* **Input data**:

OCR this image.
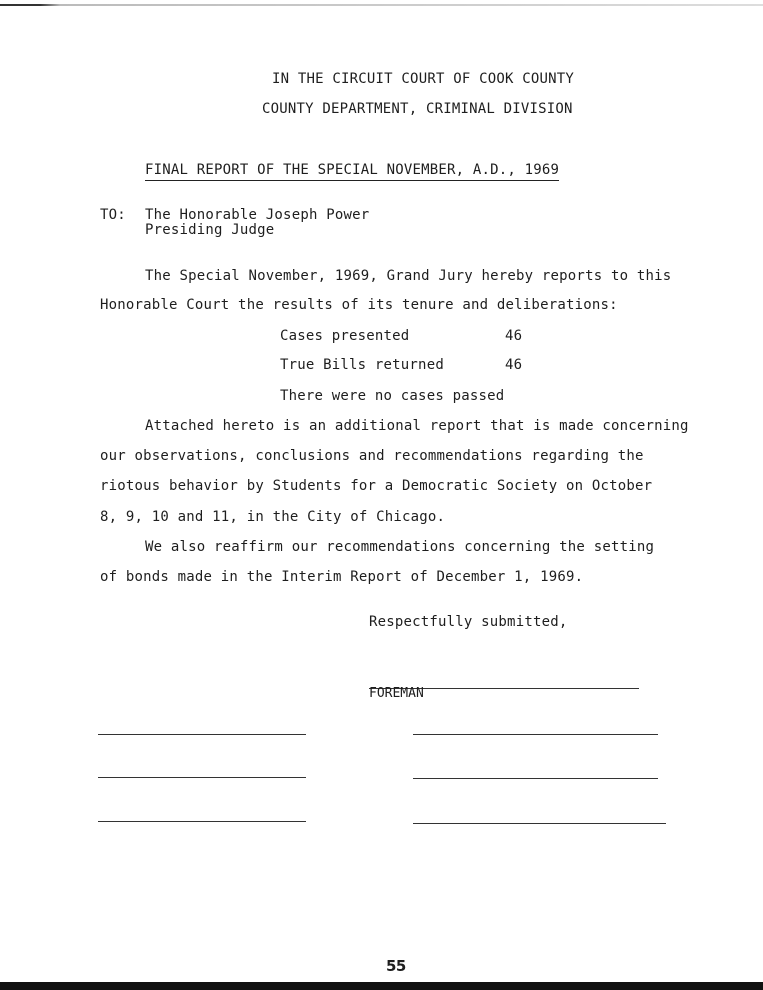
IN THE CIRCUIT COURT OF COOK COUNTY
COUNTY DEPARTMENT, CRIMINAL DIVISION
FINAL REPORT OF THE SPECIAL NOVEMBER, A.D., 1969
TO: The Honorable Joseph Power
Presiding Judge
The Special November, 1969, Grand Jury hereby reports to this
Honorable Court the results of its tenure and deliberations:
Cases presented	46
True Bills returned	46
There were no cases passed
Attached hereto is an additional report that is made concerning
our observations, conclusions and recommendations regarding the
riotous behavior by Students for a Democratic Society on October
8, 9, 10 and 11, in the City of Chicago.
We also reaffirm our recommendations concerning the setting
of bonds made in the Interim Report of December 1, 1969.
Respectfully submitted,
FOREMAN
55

* **Direction**: Show, from the material above, each line that includes the string "concerning".

* **Output of the task**:
Attached hereto is an additional report that is made concerning
We also reaffirm our recommendations concerning the setting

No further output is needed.